====== Material for the task

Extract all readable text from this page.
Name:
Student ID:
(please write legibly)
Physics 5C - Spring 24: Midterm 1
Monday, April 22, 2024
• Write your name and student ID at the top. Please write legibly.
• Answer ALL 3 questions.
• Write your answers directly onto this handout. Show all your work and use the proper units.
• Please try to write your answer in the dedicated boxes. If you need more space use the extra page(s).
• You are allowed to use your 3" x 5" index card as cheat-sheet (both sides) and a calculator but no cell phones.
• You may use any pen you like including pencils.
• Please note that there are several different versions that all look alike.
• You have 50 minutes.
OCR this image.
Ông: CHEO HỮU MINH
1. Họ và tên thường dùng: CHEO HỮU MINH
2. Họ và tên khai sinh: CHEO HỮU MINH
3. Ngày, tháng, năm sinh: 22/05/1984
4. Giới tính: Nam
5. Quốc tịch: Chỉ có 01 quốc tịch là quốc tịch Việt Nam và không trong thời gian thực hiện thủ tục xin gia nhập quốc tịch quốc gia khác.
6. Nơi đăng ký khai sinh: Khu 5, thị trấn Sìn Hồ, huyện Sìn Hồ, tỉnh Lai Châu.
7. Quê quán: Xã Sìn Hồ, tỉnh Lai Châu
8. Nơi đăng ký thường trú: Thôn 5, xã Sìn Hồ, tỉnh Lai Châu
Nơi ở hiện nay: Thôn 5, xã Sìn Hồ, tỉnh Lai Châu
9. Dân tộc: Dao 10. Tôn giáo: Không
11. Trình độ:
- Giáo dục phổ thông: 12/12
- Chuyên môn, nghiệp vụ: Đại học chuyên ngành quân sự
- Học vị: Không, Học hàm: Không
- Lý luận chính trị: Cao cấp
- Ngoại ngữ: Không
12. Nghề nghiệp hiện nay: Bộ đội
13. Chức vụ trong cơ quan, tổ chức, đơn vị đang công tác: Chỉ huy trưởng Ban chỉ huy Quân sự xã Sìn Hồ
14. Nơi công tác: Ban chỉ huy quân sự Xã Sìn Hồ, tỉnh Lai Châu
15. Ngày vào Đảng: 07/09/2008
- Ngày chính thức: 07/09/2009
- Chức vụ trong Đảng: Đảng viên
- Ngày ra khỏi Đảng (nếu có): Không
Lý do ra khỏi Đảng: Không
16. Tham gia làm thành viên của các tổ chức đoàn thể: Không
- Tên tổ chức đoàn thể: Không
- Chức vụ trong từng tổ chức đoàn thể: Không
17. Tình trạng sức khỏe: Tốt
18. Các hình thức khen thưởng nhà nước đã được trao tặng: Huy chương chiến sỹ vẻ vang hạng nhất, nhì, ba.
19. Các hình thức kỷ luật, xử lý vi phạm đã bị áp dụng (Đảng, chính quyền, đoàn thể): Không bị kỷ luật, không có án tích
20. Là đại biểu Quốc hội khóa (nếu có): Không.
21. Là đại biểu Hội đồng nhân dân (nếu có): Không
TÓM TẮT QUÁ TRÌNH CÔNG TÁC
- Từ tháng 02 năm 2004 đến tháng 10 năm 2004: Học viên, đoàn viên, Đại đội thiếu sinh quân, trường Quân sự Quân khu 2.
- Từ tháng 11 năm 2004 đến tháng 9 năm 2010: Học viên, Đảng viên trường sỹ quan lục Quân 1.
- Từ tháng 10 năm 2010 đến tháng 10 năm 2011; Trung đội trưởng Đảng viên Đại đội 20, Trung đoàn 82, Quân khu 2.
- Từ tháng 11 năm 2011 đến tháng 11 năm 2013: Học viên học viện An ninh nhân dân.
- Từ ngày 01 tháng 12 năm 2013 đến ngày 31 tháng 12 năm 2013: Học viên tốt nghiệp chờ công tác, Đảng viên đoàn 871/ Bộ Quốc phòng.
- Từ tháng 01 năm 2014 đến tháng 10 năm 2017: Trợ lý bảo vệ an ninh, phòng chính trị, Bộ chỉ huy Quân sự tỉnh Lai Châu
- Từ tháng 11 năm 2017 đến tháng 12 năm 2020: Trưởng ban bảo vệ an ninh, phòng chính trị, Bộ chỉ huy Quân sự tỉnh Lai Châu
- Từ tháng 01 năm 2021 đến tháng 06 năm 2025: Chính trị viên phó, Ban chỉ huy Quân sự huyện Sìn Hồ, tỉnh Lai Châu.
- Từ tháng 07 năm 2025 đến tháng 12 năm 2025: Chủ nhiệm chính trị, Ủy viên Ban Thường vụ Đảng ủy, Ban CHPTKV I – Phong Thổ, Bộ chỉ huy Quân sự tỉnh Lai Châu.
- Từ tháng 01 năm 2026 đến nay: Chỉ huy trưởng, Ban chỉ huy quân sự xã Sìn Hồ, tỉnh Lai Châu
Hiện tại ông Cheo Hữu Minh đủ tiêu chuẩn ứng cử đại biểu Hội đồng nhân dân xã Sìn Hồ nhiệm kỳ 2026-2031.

============

__What the exercise asks__. Select the lines that carry the string "biểu" and copy them.

__Expected output__.
20. Là đại biểu Quốc hội khóa (nếu có): Không.
21. Là đại biểu Hội đồng nhân dân (nếu có): Không
Hiện tại ông Cheo Hữu Minh đủ tiêu chuẩn ứng cử đại biểu Hội đồng nhân dân xã Sìn Hồ nhiệm kỳ 2026-2031.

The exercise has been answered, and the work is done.